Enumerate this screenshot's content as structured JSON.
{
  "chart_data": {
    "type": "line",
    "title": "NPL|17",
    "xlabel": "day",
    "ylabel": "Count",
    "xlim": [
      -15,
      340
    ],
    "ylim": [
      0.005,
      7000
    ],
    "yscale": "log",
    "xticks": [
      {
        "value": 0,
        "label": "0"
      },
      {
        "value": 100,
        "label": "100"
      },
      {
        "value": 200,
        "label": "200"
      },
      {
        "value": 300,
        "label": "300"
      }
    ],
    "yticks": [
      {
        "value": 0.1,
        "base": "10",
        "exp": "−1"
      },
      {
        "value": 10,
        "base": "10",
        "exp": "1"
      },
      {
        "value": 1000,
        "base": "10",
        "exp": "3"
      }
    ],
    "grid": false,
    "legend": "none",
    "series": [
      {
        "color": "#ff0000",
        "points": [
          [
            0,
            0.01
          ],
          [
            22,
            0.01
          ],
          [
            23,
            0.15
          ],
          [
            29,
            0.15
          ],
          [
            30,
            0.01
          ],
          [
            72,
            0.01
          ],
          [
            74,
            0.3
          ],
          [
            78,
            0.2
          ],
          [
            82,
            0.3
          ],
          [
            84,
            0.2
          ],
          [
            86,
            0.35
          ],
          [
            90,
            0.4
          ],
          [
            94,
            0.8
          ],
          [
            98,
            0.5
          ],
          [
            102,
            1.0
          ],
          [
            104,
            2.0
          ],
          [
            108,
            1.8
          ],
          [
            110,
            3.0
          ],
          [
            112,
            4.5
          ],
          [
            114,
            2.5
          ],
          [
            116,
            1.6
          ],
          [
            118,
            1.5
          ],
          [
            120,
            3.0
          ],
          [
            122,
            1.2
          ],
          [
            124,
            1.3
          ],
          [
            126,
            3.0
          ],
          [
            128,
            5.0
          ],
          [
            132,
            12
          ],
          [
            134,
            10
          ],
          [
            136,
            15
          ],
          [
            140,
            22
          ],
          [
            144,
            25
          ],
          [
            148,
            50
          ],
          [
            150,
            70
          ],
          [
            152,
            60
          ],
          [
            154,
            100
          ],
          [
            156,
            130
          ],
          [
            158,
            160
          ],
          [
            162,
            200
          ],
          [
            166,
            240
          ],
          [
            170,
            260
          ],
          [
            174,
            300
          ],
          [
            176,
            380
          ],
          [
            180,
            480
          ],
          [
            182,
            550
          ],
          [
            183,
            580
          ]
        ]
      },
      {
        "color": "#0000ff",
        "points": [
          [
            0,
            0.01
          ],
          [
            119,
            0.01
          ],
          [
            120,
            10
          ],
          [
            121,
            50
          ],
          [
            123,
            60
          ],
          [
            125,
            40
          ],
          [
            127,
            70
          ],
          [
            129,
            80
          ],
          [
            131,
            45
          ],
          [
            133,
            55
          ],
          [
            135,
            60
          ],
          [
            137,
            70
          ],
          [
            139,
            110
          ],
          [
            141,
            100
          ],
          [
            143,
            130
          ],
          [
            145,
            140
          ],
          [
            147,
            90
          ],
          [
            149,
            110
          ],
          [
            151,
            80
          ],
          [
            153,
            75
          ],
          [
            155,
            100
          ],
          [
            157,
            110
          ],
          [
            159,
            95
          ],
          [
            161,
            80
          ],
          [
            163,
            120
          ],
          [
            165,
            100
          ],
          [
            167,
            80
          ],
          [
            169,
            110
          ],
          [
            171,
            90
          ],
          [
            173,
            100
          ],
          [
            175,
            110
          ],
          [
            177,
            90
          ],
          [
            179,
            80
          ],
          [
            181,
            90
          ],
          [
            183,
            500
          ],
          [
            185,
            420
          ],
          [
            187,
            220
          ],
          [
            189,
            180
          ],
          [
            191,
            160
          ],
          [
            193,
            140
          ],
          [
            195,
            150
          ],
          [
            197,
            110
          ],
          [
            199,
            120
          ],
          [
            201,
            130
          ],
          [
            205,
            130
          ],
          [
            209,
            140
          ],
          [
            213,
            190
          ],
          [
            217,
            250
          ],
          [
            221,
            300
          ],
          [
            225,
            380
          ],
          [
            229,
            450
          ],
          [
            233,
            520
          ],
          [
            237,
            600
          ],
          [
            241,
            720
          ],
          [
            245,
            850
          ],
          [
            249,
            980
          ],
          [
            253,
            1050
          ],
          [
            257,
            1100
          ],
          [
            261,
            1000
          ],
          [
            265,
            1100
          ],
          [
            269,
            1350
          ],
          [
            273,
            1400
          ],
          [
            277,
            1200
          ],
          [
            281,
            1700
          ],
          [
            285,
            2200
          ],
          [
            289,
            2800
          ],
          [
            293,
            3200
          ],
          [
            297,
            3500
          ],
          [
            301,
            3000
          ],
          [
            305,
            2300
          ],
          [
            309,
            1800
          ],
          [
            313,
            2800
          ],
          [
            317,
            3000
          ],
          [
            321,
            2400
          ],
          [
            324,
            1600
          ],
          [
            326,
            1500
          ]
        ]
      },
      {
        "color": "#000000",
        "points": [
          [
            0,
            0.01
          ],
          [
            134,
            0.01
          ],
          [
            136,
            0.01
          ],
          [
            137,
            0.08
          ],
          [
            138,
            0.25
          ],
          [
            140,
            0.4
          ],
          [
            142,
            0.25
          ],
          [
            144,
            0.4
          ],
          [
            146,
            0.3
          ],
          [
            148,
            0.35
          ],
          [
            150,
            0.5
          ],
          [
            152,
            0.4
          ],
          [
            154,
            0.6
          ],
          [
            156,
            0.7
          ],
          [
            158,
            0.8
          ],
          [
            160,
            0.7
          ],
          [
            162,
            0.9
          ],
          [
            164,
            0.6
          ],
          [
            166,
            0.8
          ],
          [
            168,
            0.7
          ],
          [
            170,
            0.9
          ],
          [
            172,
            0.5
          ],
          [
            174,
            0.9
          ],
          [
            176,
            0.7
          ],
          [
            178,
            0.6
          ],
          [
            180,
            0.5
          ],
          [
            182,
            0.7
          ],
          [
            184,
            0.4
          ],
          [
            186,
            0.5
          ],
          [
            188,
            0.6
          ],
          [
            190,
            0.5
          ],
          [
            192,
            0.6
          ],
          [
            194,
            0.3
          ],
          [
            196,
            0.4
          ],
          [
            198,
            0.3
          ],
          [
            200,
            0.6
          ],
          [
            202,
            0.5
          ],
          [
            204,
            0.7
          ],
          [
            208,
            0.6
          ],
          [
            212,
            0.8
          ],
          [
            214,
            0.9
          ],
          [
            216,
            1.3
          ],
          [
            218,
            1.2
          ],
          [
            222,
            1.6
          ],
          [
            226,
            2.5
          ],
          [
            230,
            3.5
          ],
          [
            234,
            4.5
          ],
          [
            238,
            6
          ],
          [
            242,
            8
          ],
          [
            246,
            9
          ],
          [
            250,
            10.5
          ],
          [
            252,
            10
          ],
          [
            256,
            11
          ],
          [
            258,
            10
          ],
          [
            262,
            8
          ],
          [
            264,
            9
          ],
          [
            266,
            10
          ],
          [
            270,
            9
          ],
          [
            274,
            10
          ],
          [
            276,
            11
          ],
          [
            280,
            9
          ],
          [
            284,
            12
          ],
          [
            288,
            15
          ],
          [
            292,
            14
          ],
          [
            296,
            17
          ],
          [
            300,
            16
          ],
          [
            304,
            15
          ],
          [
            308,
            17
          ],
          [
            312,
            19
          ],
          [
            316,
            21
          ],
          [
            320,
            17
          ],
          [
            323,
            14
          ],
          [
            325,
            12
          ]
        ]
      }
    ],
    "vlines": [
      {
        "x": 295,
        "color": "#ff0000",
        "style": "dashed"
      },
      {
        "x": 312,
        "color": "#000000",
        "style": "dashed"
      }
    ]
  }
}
• • •
- **WHAT IS EXPECTED**
Repeat all the entries exactly as given.

- **FINISHED ANSWER**
Enumerate this screenshot's content as structured JSON.
{
  "chart_data": {
    "type": "line",
    "title": "NPL|17",
    "xlabel": "day",
    "ylabel": "Count",
    "xlim": [
      -15,
      340
    ],
    "ylim": [
      0.005,
      7000
    ],
    "yscale": "log",
    "xticks": [
      {
        "value": 0,
        "label": "0"
      },
      {
        "value": 100,
        "label": "100"
      },
      {
        "value": 200,
        "label": "200"
      },
      {
        "value": 300,
        "label": "300"
      }
    ],
    "yticks": [
      {
        "value": 0.1,
        "base": "10",
        "exp": "−1"
      },
      {
        "value": 10,
        "base": "10",
        "exp": "1"
      },
      {
        "value": 1000,
        "base": "10",
        "exp": "3"
      }
    ],
    "grid": false,
    "legend": "none",
    "series": [
      {
        "color": "#ff0000",
        "points": [
          [
            0,
            0.01
          ],
          [
            22,
            0.01
          ],
          [
            23,
            0.15
          ],
          [
            29,
            0.15
          ],
          [
            30,
            0.01
          ],
          [
            72,
            0.01
          ],
          [
            74,
            0.3
          ],
          [
            78,
            0.2
          ],
          [
            82,
            0.3
          ],
          [
            84,
            0.2
          ],
          [
            86,
            0.35
          ],
          [
            90,
            0.4
          ],
          [
            94,
            0.8
          ],
          [
            98,
            0.5
          ],
          [
            102,
            1.0
          ],
          [
            104,
            2.0
          ],
          [
            108,
            1.8
          ],
          [
            110,
            3.0
          ],
          [
            112,
            4.5
          ],
          [
            114,
            2.5
          ],
          [
            116,
            1.6
          ],
          [
            118,
            1.5
          ],
          [
            120,
            3.0
          ],
          [
            122,
            1.2
          ],
          [
            124,
            1.3
          ],
          [
            126,
            3.0
          ],
          [
            128,
            5.0
          ],
          [
            132,
            12
          ],
          [
            134,
            10
          ],
          [
            136,
            15
          ],
          [
            140,
            22
          ],
          [
            144,
            25
          ],
          [
            148,
            50
          ],
          [
            150,
            70
          ],
          [
            152,
            60
          ],
          [
            154,
            100
          ],
          [
            156,
            130
          ],
          [
            158,
            160
          ],
          [
            162,
            200
          ],
          [
            166,
            240
          ],
          [
            170,
            260
          ],
          [
            174,
            300
          ],
          [
            176,
            380
          ],
          [
            180,
            480
          ],
          [
            182,
            550
          ],
          [
            183,
            580
          ]
        ]
      },
      {
        "color": "#0000ff",
        "points": [
          [
            0,
            0.01
          ],
          [
            119,
            0.01
          ],
          [
            120,
            10
          ],
          [
            121,
            50
          ],
          [
            123,
            60
          ],
          [
            125,
            40
          ],
          [
            127,
            70
          ],
          [
            129,
            80
          ],
          [
            131,
            45
          ],
          [
            133,
            55
          ],
          [
            135,
            60
          ],
          [
            137,
            70
          ],
          [
            139,
            110
          ],
          [
            141,
            100
          ],
          [
            143,
            130
          ],
          [
            145,
            140
          ],
          [
            147,
            90
          ],
          [
            149,
            110
          ],
          [
            151,
            80
          ],
          [
            153,
            75
          ],
          [
            155,
            100
          ],
          [
            157,
            110
          ],
          [
            159,
            95
          ],
          [
            161,
            80
          ],
          [
            163,
            120
          ],
          [
            165,
            100
          ],
          [
            167,
            80
          ],
          [
            169,
            110
          ],
          [
            171,
            90
          ],
          [
            173,
            100
          ],
          [
            175,
            110
          ],
          [
            177,
            90
          ],
          [
            179,
            80
          ],
          [
            181,
            90
          ],
          [
            183,
            500
          ],
          [
            185,
            420
          ],
          [
            187,
            220
          ],
          [
            189,
            180
          ],
          [
            191,
            160
          ],
          [
            193,
            140
          ],
          [
            195,
            150
          ],
          [
            197,
            110
          ],
          [
            199,
            120
          ],
          [
            201,
            130
          ],
          [
            205,
            130
          ],
          [
            209,
            140
          ],
          [
            213,
            190
          ],
          [
            217,
            250
          ],
          [
            221,
            300
          ],
          [
            225,
            380
          ],
          [
            229,
            450
          ],
          [
            233,
            520
          ],
          [
            237,
            600
          ],
          [
            241,
            720
          ],
          [
            245,
            850
          ],
          [
            249,
            980
          ],
          [
            253,
            1050
          ],
          [
            257,
            1100
          ],
          [
            261,
            1000
          ],
          [
            265,
            1100
          ],
          [
            269,
            1350
          ],
          [
            273,
            1400
          ],
          [
            277,
            1200
          ],
          [
            281,
            1700
          ],
          [
            285,
            2200
          ],
          [
            289,
            2800
          ],
          [
            293,
            3200
          ],
          [
            297,
            3500
          ],
          [
            301,
            3000
          ],
          [
            305,
            2300
          ],
          [
            309,
            1800
          ],
          [
            313,
            2800
          ],
          [
            317,
            3000
          ],
          [
            321,
            2400
          ],
          [
            324,
            1600
          ],
          [
            326,
            1500
          ]
        ]
      },
      {
        "color": "#000000",
        "points": [
          [
            0,
            0.01
          ],
          [
            134,
            0.01
          ],
          [
            136,
            0.01
          ],
          [
            137,
            0.08
          ],
          [
            138,
            0.25
          ],
          [
            140,
            0.4
          ],
          [
            142,
            0.25
          ],
          [
            144,
            0.4
          ],
          [
            146,
            0.3
          ],
          [
            148,
            0.35
          ],
          [
            150,
            0.5
          ],
          [
            152,
            0.4
          ],
          [
            154,
            0.6
          ],
          [
            156,
            0.7
          ],
          [
            158,
            0.8
          ],
          [
            160,
            0.7
          ],
          [
            162,
            0.9
          ],
          [
            164,
            0.6
          ],
          [
            166,
            0.8
          ],
          [
            168,
            0.7
          ],
          [
            170,
            0.9
          ],
          [
            172,
            0.5
          ],
          [
            174,
            0.9
          ],
          [
            176,
            0.7
          ],
          [
            178,
            0.6
          ],
          [
            180,
            0.5
          ],
          [
            182,
            0.7
          ],
          [
            184,
            0.4
          ],
          [
            186,
            0.5
          ],
          [
            188,
            0.6
          ],
          [
            190,
            0.5
          ],
          [
            192,
            0.6
          ],
          [
            194,
            0.3
          ],
          [
            196,
            0.4
          ],
          [
            198,
            0.3
          ],
          [
            200,
            0.6
          ],
          [
            202,
            0.5
          ],
          [
            204,
            0.7
          ],
          [
            208,
            0.6
          ],
          [
            212,
            0.8
          ],
          [
            214,
            0.9
          ],
          [
            216,
            1.3
          ],
          [
            218,
            1.2
          ],
          [
            222,
            1.6
          ],
          [
            226,
            2.5
          ],
          [
            230,
            3.5
          ],
          [
            234,
            4.5
          ],
          [
            238,
            6
          ],
          [
            242,
            8
          ],
          [
            246,
            9
          ],
          [
            250,
            10.5
          ],
          [
            252,
            10
          ],
          [
            256,
            11
          ],
          [
            258,
            10
          ],
          [
            262,
            8
          ],
          [
            264,
            9
          ],
          [
            266,
            10
          ],
          [
            270,
            9
          ],
          [
            274,
            10
          ],
          [
            276,
            11
          ],
          [
            280,
            9
          ],
          [
            284,
            12
          ],
          [
            288,
            15
          ],
          [
            292,
            14
          ],
          [
            296,
            17
          ],
          [
            300,
            16
          ],
          [
            304,
            15
          ],
          [
            308,
            17
          ],
          [
            312,
            19
          ],
          [
            316,
            21
          ],
          [
            320,
            17
          ],
          [
            323,
            14
          ],
          [
            325,
            12
          ]
        ]
      }
    ],
    "vlines": [
      {
        "x": 295,
        "color": "#ff0000",
        "style": "dashed"
      },
      {
        "x": 312,
        "color": "#000000",
        "style": "dashed"
      }
    ]
  }
}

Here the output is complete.